[start of Information provided]

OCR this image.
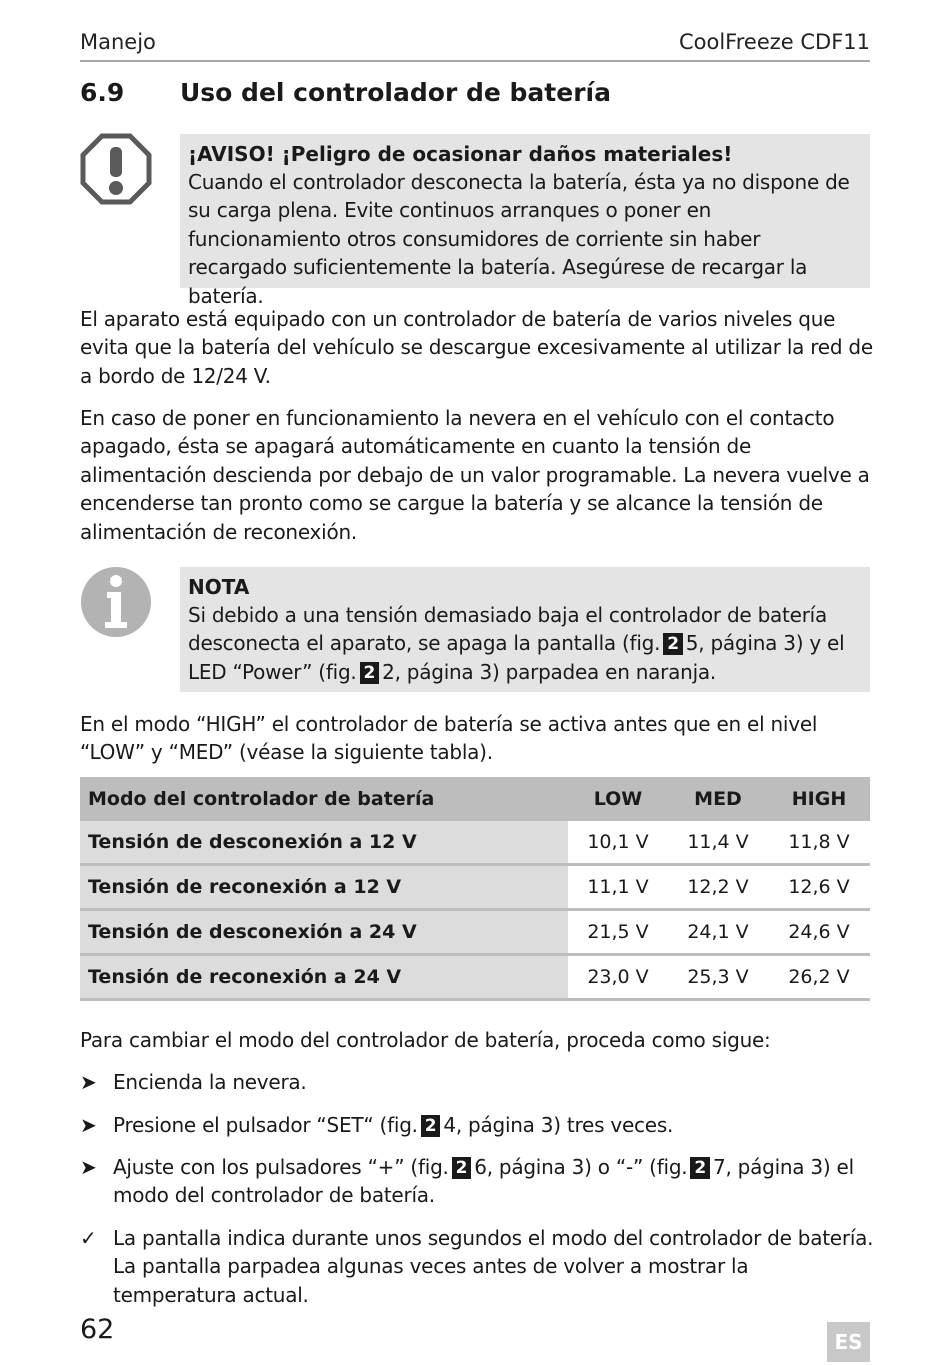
Manejo	CoolFreeze CDF11
6.9 Uso del controlador de batería
¡AVISO! ¡Peligro de ocasionar daños materiales!
Cuando el controlador desconecta la batería, ésta ya no dispone de su carga plena. Evite continuos arranques o poner en funcionamiento otros consumidores de corriente sin haber recargado suficientemente la batería. Asegúrese de recargar la batería.
El aparato está equipado con un controlador de batería de varios niveles que evita que la batería del vehículo se descargue excesivamente al utilizar la red de a bordo de 12/24 V.
En caso de poner en funcionamiento la nevera en el vehículo con el contacto apagado, ésta se apagará automáticamente en cuanto la tensión de alimentación descienda por debajo de un valor programable. La nevera vuelve a encenderse tan pronto como se cargue la batería y se alcance la tensión de alimentación de reconexión.
NOTA
Si debido a una tensión demasiado baja el controlador de batería desconecta el aparato, se apaga la pantalla (fig. 2 5, página 3) y el LED “Power” (fig. 2 2, página 3) parpadea en naranja.
En el modo “HIGH” el controlador de batería se activa antes que en el nivel “LOW” y “MED” (véase la siguiente tabla).
Modo del controlador de batería	LOW	MED	HIGH
Tensión de desconexión a 12 V	10,1 V	11,4 V	11,8 V
Tensión de reconexión a 12 V	11,1 V	12,2 V	12,6 V
Tensión de desconexión a 24 V	21,5 V	24,1 V	24,6 V
Tensión de reconexión a 24 V	23,0 V	25,3 V	26,2 V
Para cambiar el modo del controlador de batería, proceda como sigue:
➤ Encienda la nevera.
➤ Presione el pulsador “SET“ (fig. 2 4, página 3) tres veces.
➤ Ajuste con los pulsadores “+” (fig. 2 6, página 3) o “-” (fig. 2 7, página 3) el modo del controlador de batería.
✓ La pantalla indica durante unos segundos el modo del controlador de batería. La pantalla parpadea algunas veces antes de volver a mostrar la temperatura actual.
62	ES
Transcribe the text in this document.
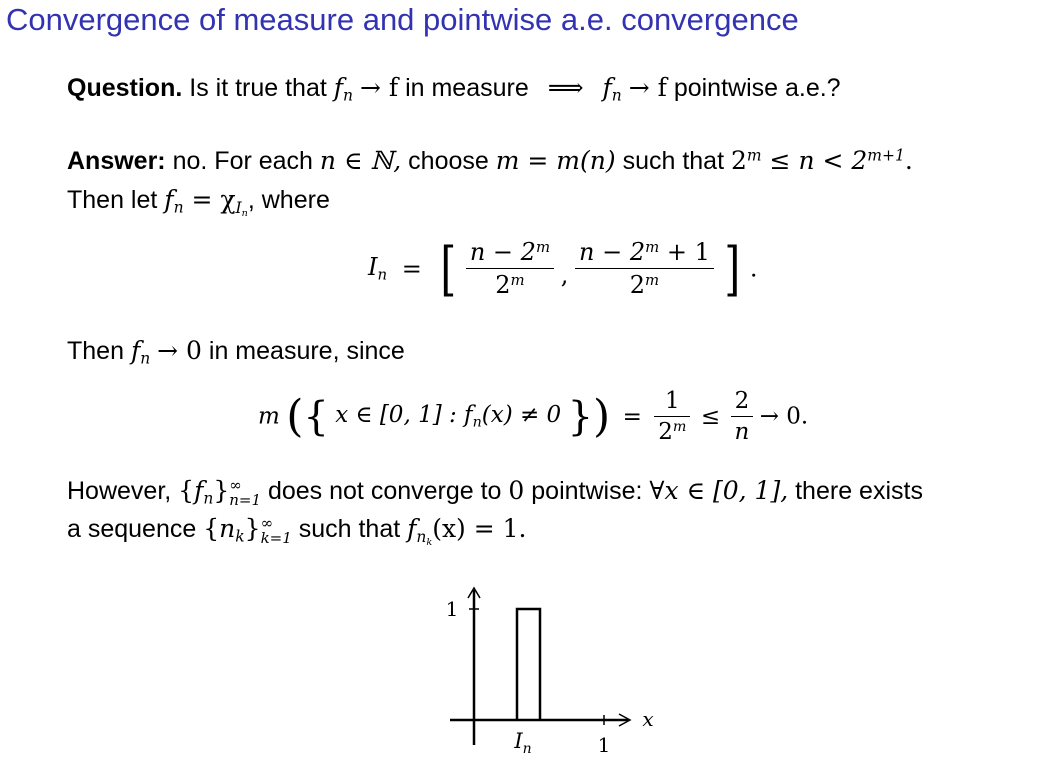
Convergence of measure and pointwise a.e. convergence
Question. Is it true that $f_n \to f$ in measure ⟹ $f_n \to f$ pointwise a.e.?
Answer: no. For each n ∈ ℕ, choose m = m(n) such that $2^m \le n < 2^{m+1}$.
Then let $f_n = \chi_{I_n}$, where
$I_n$ = [ $\frac{n - 2^m}{2^m}$ , $\frac{n - 2^m + 1}{2^m}$ ] .
Then $f_n \to 0$ in measure, since
m ({ x ∈ [0, 1] : $f_n(x) \ne 0$ }) = $\frac{1}{2^m} \le \frac{2}{n} \to 0$.
However, $\{f_n\}$ ∞
n=1 does not converge to 0 pointwise: ∀x ∈ [0, 1], there exists
a sequence $\{n_k\}$ ∞
k=1 such that $f_{n_k}(x) = 1$.
1
x
1
$I_n$
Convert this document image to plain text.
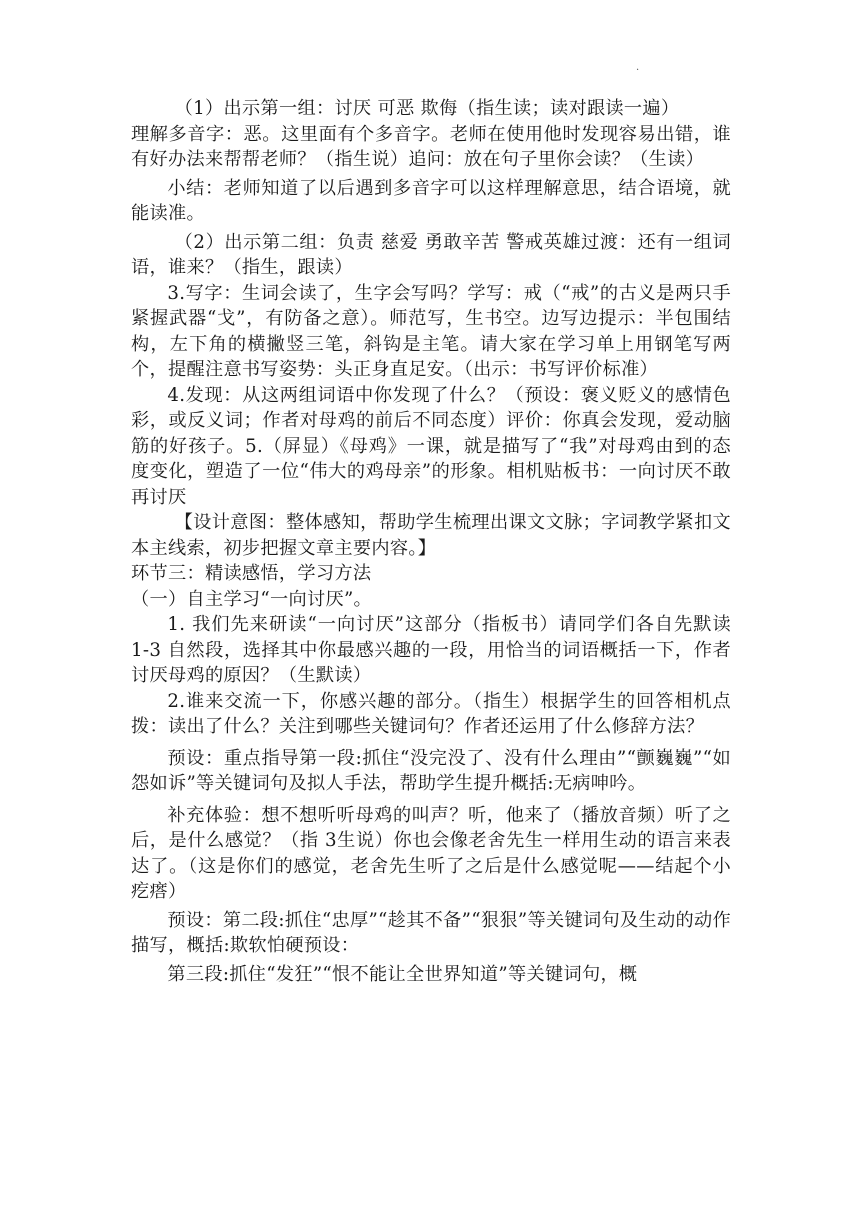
.

（1）出示第一组：讨厌 可恶 欺侮（指生读；读对跟读一遍）

理解多音字：恶。这里面有个多音字。老师在使用他时发现容易出错，谁有好办法来帮帮老师？（指生说）追问：放在句子里你会读？（生读）

小结：老师知道了以后遇到多音字可以这样理解意思，结合语境，就能读准。

（2）出示第二组：负责 慈爱 勇敢辛苦 警戒英雄过渡：还有一组词语，谁来？（指生，跟读）

3.写字：生词会读了，生字会写吗？学写：戒（“戒”的古义是两只手紧握武器“戈”，有防备之意）。师范写，生书空。边写边提示：半包围结构，左下角的横撇竖三笔，斜钩是主笔。请大家在学习单上用钢笔写两个，提醒注意书写姿势：头正身直足安。（出示：书写评价标准）

4.发现：从这两组词语中你发现了什么？（预设：褒义贬义的感情色彩，或反义词；作者对母鸡的前后不同态度）评价：你真会发现，爱动脑筋的好孩子。5.（屏显）《母鸡》一课，就是描写了“我”对母鸡由到的态度变化，塑造了一位“伟大的鸡母亲”的形象。相机贴板书：一向讨厌不敢再讨厌

【设计意图：整体感知，帮助学生梳理出课文文脉；字词教学紧扣文本主线索，初步把握文章主要内容。】

环节三：精读感悟，学习方法

（一）自主学习“一向讨厌”。

1. 我们先来研读“一向讨厌”这部分（指板书）请同学们各自先默读 1-3 自然段，选择其中你最感兴趣的一段，用恰当的词语概括一下，作者讨厌母鸡的原因？（生默读）

2.谁来交流一下，你感兴趣的部分。（指生）根据学生的回答相机点拨：读出了什么？关注到哪些关键词句？作者还运用了什么修辞方法？

预设：重点指导第一段:抓住“没完没了、没有什么理由”“颤巍巍”“如怨如诉”等关键词句及拟人手法，帮助学生提升概括:无病呻吟。

补充体验：想不想听听母鸡的叫声？听，他来了（播放音频）听了之后，是什么感觉？（指 3生说）你也会像老舍先生一样用生动的语言来表达了。（这是你们的感觉，老舍先生听了之后是什么感觉呢——结起个小疙瘩）

预设：第二段:抓住“忠厚”“趁其不备”“狠狠”等关键词句及生动的动作描写，概括:欺软怕硬预设：

第三段:抓住“发狂”“恨不能让全世界知道”等关键词句，概
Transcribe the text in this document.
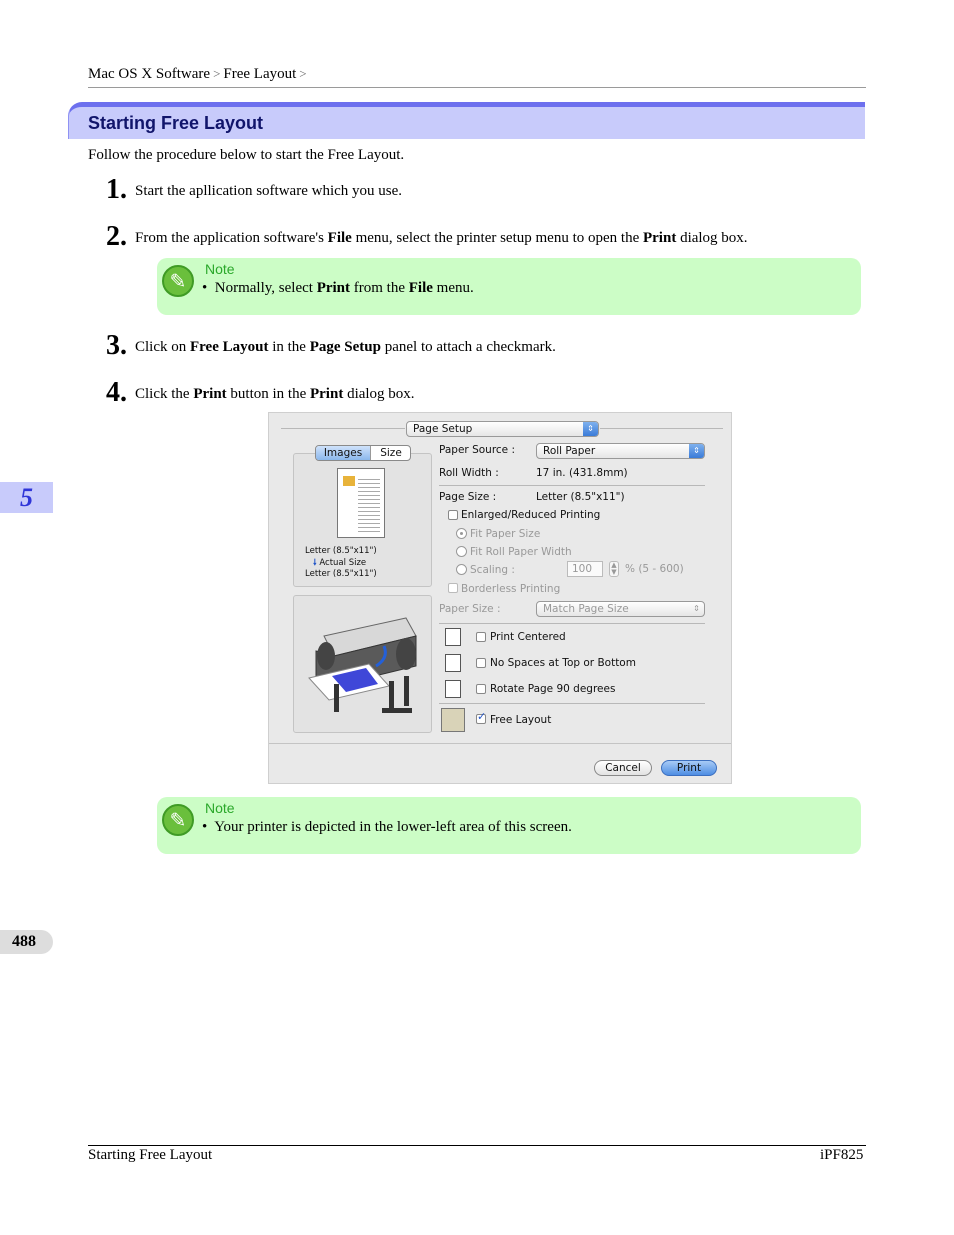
Mac OS X Software > Free Layout >
Starting Free Layout
Follow the procedure below to start the Free Layout.
1. Start the apllication software which you use.
2. From the application software's File menu, select the printer setup menu to open the Print dialog box.
✎	Note
• Normally, select Print from the File menu.
3. Click on Free Layout in the Page Setup panel to attach a checkmark.
4. Click the Print button in the Print dialog box.
Page Setup	⇕
Images	Size
Letter (8.5"x11")
🠗 Actual Size
Letter (8.5"x11")
Paper Source :	Roll Paper	⇕
Roll Width :	17 in. (431.8mm)
Page Size :	Letter (8.5"x11")
Enlarged/Reduced Printing
Fit Paper Size
Fit Roll Paper Width
Scaling :	100	▲
▼ % (5 - 600)
Borderless Printing
Paper Size :	Match Page Size	⇕
Print Centered
No Spaces at Top or Bottom
Rotate Page 90 degrees
✓ Free Layout
Cancel	Print
✎	Note
• Your printer is depicted in the lower-left area of this screen.
5
488
Starting Free Layout	iPF825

[end of Information provided]

- [Your objective] From the data above, write out everything exactly except the pictures.

- [Task solution]
OCR this image.
Manejo	CoolFreeze CDF11
6.9 Uso del controlador de batería
¡AVISO! ¡Peligro de ocasionar daños materiales!
Cuando el controlador desconecta la batería, ésta ya no dispone de su carga plena. Evite continuos arranques o poner en funcionamiento otros consumidores de corriente sin haber recargado suficientemente la batería. Asegúrese de recargar la batería.
El aparato está equipado con un controlador de batería de varios niveles que evita que la batería del vehículo se descargue excesivamente al utilizar la red de a bordo de 12/24 V.
En caso de poner en funcionamiento la nevera en el vehículo con el contacto apagado, ésta se apagará automáticamente en cuanto la tensión de alimentación descienda por debajo de un valor programable. La nevera vuelve a encenderse tan pronto como se cargue la batería y se alcance la tensión de alimentación de reconexión.
NOTA
Si debido a una tensión demasiado baja el controlador de batería desconecta el aparato, se apaga la pantalla (fig. 2 5, página 3) y el LED “Power” (fig. 2 2, página 3) parpadea en naranja.
En el modo “HIGH” el controlador de batería se activa antes que en el nivel “LOW” y “MED” (véase la siguiente tabla).
Modo del controlador de batería	LOW	MED	HIGH
Tensión de desconexión a 12 V	10,1 V	11,4 V	11,8 V
Tensión de reconexión a 12 V	11,1 V	12,2 V	12,6 V
Tensión de desconexión a 24 V	21,5 V	24,1 V	24,6 V
Tensión de reconexión a 24 V	23,0 V	25,3 V	26,2 V
Para cambiar el modo del controlador de batería, proceda como sigue:
➤ Encienda la nevera.
➤ Presione el pulsador “SET“ (fig. 2 4, página 3) tres veces.
➤ Ajuste con los pulsadores “+” (fig. 2 6, página 3) o “-” (fig. 2 7, página 3) el modo del controlador de batería.
✓ La pantalla indica durante unos segundos el modo del controlador de batería. La pantalla parpadea algunas veces antes de volver a mostrar la temperatura actual.
62	ES
Transcribe the text in this document.
Convergence of measure and pointwise a.e. convergence
Question. Is it true that $f_n \to f$ in measure ⟹ $f_n \to f$ pointwise a.e.?
Answer: no. For each n ∈ ℕ, choose m = m(n) such that $2^m \le n < 2^{m+1}$.
Then let $f_n = \chi_{I_n}$, where
$I_n$ = [ $\frac{n - 2^m}{2^m}$ , $\frac{n - 2^m + 1}{2^m}$ ] .
Then $f_n \to 0$ in measure, since
m ({ x ∈ [0, 1] : $f_n(x) \ne 0$ }) = $\frac{1}{2^m} \le \frac{2}{n} \to 0$.
However, $\{f_n\}$ ∞
n=1 does not converge to 0 pointwise: ∀x ∈ [0, 1], there exists
a sequence $\{n_k\}$ ∞
k=1 such that $f_{n_k}(x) = 1$.
1
x
1
$I_n$
Convert this document image to plain text.
.

（1）出示第一组：讨厌 可恶 欺侮（指生读；读对跟读一遍）

理解多音字：恶。这里面有个多音字。老师在使用他时发现容易出错，谁有好办法来帮帮老师？（指生说）追问：放在句子里你会读？（生读）

小结：老师知道了以后遇到多音字可以这样理解意思，结合语境，就能读准。

（2）出示第二组：负责 慈爱 勇敢辛苦 警戒英雄过渡：还有一组词语，谁来？（指生，跟读）

3.写字：生词会读了，生字会写吗？学写：戒（“戒”的古义是两只手紧握武器“戈”，有防备之意）。师范写，生书空。边写边提示：半包围结构，左下角的横撇竖三笔，斜钩是主笔。请大家在学习单上用钢笔写两个，提醒注意书写姿势：头正身直足安。（出示：书写评价标准）

4.发现：从这两组词语中你发现了什么？（预设：褒义贬义的感情色彩，或反义词；作者对母鸡的前后不同态度）评价：你真会发现，爱动脑筋的好孩子。5.（屏显）《母鸡》一课，就是描写了“我”对母鸡由到的态度变化，塑造了一位“伟大的鸡母亲”的形象。相机贴板书：一向讨厌不敢再讨厌

【设计意图：整体感知，帮助学生梳理出课文文脉；字词教学紧扣文本主线索，初步把握文章主要内容。】

环节三：精读感悟，学习方法

（一）自主学习“一向讨厌”。

1. 我们先来研读“一向讨厌”这部分（指板书）请同学们各自先默读 1-3 自然段，选择其中你最感兴趣的一段，用恰当的词语概括一下，作者讨厌母鸡的原因？（生默读）

2.谁来交流一下，你感兴趣的部分。（指生）根据学生的回答相机点拨：读出了什么？关注到哪些关键词句？作者还运用了什么修辞方法？

预设：重点指导第一段:抓住“没完没了、没有什么理由”“颤巍巍”“如怨如诉”等关键词句及拟人手法，帮助学生提升概括:无病呻吟。

补充体验：想不想听听母鸡的叫声？听，他来了（播放音频）听了之后，是什么感觉？（指 3生说）你也会像老舍先生一样用生动的语言来表达了。（这是你们的感觉，老舍先生听了之后是什么感觉呢——结起个小疙瘩）

预设：第二段:抓住“忠厚”“趁其不备”“狠狠”等关键词句及生动的动作描写，概括:欺软怕硬预设：

第三段:抓住“发狂”“恨不能让全世界知道”等关键词句，概
Transcribe the text in this document.
Mac OS X Software > Free Layout >
Starting Free Layout
Follow the procedure below to start the Free Layout.
1. Start the apllication software which you use.
2. From the application software's File menu, select the printer setup menu to open the Print dialog box.
✎	Note
• Normally, select Print from the File menu.
3. Click on Free Layout in the Page Setup panel to attach a checkmark.
4. Click the Print button in the Print dialog box.
Page Setup	⇕
Images	Size
Letter (8.5"x11")
🠗 Actual Size
Letter (8.5"x11")
Paper Source :	Roll Paper	⇕
Roll Width :	17 in. (431.8mm)
Page Size :	Letter (8.5"x11")
Enlarged/Reduced Printing
Fit Paper Size
Fit Roll Paper Width
Scaling :	100	▲
▼ % (5 - 600)
Borderless Printing
Paper Size :	Match Page Size	⇕
Print Centered
No Spaces at Top or Bottom
Rotate Page 90 degrees
✓ Free Layout
Cancel	Print
✎	Note
• Your printer is depicted in the lower-left area of this screen.
5
488
Starting Free Layout	iPF825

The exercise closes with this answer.